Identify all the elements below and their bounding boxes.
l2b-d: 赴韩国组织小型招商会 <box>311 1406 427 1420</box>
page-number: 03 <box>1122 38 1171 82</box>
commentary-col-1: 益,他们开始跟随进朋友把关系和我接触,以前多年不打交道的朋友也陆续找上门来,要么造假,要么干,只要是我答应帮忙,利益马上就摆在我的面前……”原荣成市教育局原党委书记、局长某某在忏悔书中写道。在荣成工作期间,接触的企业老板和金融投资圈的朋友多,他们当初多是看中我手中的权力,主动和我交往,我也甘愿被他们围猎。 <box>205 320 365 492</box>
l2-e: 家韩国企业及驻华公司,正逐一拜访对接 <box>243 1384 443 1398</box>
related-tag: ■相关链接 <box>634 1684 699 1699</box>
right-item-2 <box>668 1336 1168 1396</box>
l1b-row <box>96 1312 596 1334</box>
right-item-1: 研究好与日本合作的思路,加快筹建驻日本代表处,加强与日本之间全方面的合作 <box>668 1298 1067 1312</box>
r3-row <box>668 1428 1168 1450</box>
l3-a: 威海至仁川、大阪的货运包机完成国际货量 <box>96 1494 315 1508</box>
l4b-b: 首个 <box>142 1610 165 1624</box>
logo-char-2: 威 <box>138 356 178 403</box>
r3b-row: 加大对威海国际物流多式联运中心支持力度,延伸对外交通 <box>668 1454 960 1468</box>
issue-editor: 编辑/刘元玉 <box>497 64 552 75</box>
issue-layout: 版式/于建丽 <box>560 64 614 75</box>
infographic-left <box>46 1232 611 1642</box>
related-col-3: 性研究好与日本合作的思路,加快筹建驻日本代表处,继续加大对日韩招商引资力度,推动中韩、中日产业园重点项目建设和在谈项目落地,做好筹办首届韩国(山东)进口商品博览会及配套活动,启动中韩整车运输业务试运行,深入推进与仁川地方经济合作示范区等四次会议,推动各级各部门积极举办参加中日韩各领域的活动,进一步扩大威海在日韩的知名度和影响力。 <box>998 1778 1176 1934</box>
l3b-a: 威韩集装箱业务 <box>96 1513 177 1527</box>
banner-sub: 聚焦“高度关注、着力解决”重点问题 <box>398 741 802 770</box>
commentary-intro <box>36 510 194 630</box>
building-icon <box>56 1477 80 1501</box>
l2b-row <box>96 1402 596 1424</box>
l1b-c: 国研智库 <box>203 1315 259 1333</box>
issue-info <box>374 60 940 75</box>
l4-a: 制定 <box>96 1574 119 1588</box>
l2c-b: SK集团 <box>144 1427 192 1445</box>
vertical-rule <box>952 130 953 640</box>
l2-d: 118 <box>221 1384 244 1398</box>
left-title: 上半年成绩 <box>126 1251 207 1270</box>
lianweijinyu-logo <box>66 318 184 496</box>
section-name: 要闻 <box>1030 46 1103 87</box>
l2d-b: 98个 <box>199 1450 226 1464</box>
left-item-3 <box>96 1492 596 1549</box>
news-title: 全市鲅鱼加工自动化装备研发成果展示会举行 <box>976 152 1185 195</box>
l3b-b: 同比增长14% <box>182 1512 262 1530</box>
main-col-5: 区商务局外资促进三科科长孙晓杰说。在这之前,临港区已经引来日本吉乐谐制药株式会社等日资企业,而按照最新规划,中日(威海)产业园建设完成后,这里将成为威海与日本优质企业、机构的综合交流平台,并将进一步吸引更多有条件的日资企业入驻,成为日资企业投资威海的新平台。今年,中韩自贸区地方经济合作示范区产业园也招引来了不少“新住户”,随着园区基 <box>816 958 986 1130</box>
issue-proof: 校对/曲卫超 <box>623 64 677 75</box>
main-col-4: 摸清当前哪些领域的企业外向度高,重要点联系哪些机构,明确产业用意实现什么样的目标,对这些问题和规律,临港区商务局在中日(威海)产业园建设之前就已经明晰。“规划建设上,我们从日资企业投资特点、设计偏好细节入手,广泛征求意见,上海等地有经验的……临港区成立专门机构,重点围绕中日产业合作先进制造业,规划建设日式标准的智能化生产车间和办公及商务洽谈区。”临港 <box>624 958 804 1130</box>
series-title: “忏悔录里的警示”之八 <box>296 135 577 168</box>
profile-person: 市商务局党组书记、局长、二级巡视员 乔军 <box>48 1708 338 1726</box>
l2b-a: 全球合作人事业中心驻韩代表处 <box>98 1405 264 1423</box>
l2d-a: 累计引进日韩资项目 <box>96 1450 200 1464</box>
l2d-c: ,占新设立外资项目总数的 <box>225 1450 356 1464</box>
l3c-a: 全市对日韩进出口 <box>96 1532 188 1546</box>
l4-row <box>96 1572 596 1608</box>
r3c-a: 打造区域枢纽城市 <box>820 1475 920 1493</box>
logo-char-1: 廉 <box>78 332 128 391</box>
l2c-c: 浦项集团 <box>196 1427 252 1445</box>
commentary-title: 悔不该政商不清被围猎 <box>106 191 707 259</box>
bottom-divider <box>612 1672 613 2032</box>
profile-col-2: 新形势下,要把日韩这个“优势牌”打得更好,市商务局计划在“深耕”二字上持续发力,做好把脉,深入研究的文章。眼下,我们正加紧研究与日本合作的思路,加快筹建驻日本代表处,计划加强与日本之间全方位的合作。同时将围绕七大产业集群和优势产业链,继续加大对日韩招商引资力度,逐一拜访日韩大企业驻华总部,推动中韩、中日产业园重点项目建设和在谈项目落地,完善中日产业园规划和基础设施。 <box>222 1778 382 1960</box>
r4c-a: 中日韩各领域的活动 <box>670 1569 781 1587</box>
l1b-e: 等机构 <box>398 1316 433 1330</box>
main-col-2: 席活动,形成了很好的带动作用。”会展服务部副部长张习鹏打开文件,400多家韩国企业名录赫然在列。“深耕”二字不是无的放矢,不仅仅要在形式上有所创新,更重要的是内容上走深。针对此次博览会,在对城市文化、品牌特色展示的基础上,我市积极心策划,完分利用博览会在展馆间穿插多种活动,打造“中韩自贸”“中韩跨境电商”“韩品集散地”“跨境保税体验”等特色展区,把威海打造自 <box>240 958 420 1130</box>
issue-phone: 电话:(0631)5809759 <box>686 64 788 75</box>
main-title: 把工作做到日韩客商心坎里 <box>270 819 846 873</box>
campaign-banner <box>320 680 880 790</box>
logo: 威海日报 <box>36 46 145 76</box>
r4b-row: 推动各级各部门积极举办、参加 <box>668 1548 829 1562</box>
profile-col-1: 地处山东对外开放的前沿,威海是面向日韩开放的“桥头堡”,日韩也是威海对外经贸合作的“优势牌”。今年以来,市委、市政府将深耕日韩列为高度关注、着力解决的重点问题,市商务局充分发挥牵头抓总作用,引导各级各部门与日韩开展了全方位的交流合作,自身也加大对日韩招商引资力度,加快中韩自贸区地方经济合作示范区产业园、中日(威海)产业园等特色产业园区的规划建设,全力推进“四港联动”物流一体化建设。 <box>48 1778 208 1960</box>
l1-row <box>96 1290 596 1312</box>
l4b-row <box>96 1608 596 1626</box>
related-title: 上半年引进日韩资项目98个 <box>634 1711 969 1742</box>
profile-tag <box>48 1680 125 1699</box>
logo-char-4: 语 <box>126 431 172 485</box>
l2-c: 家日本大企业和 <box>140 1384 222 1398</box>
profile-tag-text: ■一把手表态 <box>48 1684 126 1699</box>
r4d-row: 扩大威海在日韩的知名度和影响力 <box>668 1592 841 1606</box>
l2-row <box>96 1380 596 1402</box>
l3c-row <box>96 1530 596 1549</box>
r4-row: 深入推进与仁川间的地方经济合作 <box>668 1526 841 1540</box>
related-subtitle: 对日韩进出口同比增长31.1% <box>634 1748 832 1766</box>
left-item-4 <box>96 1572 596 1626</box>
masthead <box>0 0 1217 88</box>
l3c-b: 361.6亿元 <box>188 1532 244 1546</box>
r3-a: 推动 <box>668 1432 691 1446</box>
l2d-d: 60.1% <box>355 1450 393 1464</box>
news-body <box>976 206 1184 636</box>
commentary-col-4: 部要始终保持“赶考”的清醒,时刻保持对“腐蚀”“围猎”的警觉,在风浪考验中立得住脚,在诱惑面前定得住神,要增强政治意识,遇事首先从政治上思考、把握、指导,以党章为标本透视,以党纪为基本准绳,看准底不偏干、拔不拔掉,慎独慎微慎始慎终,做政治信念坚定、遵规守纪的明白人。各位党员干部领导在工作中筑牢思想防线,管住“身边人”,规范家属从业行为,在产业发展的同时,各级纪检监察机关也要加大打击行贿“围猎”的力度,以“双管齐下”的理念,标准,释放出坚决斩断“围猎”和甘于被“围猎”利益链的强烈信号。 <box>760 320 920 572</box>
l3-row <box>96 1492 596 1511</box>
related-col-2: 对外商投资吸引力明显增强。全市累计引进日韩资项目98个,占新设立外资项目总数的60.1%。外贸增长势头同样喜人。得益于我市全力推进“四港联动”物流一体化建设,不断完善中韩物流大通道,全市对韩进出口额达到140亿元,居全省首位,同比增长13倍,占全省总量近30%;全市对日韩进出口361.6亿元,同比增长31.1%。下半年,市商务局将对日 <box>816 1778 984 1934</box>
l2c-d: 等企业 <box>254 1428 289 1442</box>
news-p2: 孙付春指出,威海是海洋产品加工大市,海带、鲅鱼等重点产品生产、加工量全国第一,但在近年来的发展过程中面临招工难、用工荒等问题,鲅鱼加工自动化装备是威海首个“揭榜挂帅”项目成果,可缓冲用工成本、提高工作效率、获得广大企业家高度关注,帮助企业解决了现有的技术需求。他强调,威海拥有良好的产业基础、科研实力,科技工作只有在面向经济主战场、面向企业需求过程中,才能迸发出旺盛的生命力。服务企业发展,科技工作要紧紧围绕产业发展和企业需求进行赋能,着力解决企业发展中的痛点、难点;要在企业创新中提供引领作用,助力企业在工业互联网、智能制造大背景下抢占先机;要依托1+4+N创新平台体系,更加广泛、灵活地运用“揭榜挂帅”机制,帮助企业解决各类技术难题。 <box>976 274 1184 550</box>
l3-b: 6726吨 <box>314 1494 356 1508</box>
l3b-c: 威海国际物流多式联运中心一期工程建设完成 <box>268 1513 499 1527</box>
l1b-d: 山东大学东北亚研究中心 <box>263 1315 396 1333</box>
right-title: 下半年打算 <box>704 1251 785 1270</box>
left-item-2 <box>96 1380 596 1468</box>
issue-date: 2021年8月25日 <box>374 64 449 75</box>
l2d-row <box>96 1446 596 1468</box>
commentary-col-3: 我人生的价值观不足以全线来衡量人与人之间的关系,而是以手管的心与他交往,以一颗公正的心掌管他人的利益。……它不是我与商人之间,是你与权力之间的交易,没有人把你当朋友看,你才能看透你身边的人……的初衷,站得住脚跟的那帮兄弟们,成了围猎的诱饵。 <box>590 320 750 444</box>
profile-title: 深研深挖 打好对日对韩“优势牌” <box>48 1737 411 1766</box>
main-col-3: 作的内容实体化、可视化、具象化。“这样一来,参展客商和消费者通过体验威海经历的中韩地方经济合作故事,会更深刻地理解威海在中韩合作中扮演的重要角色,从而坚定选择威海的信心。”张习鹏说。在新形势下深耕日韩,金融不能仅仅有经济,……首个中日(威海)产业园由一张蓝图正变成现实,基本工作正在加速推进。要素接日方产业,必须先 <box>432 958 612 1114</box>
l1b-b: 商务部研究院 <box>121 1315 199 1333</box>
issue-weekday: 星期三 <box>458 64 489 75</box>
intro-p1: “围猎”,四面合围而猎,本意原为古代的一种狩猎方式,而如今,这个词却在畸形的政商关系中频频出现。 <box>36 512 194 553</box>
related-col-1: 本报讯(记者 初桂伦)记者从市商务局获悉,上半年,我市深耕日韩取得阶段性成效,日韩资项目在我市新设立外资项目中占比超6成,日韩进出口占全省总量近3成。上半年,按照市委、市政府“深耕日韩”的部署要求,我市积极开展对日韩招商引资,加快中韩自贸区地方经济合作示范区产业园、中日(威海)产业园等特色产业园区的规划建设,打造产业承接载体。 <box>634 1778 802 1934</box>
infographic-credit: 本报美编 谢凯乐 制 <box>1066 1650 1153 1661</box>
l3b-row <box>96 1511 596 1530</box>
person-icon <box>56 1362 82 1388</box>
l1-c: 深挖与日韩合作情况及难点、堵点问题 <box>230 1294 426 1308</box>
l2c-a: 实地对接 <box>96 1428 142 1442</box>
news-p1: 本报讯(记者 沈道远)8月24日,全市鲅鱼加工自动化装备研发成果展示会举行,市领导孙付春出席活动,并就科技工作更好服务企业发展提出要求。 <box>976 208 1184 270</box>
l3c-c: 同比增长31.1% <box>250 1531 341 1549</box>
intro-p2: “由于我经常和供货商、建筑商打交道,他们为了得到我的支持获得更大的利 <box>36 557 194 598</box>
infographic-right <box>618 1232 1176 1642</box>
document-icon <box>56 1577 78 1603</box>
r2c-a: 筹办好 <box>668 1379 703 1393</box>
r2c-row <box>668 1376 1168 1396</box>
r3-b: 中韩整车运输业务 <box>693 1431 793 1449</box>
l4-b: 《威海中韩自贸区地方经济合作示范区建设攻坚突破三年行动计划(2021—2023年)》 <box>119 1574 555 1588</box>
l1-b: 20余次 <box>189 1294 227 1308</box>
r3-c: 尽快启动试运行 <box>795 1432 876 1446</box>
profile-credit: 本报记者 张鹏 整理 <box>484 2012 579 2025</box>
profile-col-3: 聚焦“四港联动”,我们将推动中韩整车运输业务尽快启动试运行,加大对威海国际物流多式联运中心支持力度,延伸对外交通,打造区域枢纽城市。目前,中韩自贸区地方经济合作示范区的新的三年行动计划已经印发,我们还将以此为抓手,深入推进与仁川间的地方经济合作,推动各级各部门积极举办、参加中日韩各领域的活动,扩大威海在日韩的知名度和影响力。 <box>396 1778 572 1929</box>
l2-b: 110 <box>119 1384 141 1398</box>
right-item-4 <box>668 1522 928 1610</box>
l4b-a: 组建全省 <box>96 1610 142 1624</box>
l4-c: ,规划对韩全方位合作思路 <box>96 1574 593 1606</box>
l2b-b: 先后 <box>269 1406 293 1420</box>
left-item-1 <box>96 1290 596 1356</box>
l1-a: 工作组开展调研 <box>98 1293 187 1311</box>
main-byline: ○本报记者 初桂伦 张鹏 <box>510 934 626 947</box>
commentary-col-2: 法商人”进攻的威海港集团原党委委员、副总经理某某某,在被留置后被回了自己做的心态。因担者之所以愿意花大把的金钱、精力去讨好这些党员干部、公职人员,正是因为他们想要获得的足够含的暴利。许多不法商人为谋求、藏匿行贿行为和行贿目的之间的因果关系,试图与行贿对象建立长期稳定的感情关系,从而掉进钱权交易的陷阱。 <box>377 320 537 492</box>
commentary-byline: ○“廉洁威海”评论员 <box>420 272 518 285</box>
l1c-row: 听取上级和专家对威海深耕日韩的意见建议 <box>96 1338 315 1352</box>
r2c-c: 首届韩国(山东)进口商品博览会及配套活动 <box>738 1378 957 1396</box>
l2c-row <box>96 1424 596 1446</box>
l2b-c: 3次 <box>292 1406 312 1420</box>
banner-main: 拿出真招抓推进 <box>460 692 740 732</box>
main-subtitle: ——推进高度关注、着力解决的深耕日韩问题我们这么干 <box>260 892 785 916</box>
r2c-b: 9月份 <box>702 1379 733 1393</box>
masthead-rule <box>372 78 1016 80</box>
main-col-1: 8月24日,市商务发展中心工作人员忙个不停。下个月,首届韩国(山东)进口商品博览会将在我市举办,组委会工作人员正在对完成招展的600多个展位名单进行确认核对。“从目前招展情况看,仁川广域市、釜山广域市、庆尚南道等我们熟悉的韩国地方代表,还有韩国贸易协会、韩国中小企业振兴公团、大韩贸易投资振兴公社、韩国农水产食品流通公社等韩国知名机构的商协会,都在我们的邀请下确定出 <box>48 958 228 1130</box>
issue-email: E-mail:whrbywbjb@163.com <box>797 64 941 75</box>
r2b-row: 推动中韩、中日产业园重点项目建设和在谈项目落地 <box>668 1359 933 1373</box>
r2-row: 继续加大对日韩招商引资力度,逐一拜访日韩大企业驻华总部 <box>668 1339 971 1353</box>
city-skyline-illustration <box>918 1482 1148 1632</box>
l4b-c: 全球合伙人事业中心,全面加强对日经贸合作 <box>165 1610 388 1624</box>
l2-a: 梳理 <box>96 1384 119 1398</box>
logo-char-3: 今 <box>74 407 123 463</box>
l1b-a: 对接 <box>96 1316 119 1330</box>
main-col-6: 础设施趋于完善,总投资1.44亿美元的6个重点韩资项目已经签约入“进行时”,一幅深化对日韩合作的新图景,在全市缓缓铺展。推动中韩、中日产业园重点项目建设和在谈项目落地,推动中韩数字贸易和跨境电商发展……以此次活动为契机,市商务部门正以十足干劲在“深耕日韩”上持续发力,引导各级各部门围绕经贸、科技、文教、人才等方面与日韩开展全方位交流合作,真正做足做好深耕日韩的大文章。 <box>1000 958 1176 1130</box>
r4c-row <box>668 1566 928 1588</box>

·····

--- Travail demandé ---
Recopiez à l'identique le passage de la liste qui va de son début jusqu'à la ligne contenant « l3b-a: 威韩集装箱业务 <box>96 1513 177 1527</box> », cette dernière incluse.

--- Corrigé proposé ---
Identify all the elements below and their bounding boxes.
l2b-d: 赴韩国组织小型招商会 <box>311 1406 427 1420</box>
page-number: 03 <box>1122 38 1171 82</box>
commentary-col-1: 益,他们开始跟随进朋友把关系和我接触,以前多年不打交道的朋友也陆续找上门来,要么造假,要么干,只要是我答应帮忙,利益马上就摆在我的面前……”原荣成市教育局原党委书记、局长某某在忏悔书中写道。在荣成工作期间,接触的企业老板和金融投资圈的朋友多,他们当初多是看中我手中的权力,主动和我交往,我也甘愿被他们围猎。 <box>205 320 365 492</box>
l2-e: 家韩国企业及驻华公司,正逐一拜访对接 <box>243 1384 443 1398</box>
related-tag: ■相关链接 <box>634 1684 699 1699</box>
right-item-2 <box>668 1336 1168 1396</box>
l1b-row <box>96 1312 596 1334</box>
right-item-1: 研究好与日本合作的思路,加快筹建驻日本代表处,加强与日本之间全方面的合作 <box>668 1298 1067 1312</box>
r3-row <box>668 1428 1168 1450</box>
l3-a: 威海至仁川、大阪的货运包机完成国际货量 <box>96 1494 315 1508</box>
l4b-b: 首个 <box>142 1610 165 1624</box>
logo-char-2: 威 <box>138 356 178 403</box>
r3b-row: 加大对威海国际物流多式联运中心支持力度,延伸对外交通 <box>668 1454 960 1468</box>
issue-editor: 编辑/刘元玉 <box>497 64 552 75</box>
issue-layout: 版式/于建丽 <box>560 64 614 75</box>
infographic-left <box>46 1232 611 1642</box>
related-col-3: 性研究好与日本合作的思路,加快筹建驻日本代表处,继续加大对日韩招商引资力度,推动中韩、中日产业园重点项目建设和在谈项目落地,做好筹办首届韩国(山东)进口商品博览会及配套活动,启动中韩整车运输业务试运行,深入推进与仁川地方经济合作示范区等四次会议,推动各级各部门积极举办参加中日韩各领域的活动,进一步扩大威海在日韩的知名度和影响力。 <box>998 1778 1176 1934</box>
l3b-a: 威韩集装箱业务 <box>96 1513 177 1527</box>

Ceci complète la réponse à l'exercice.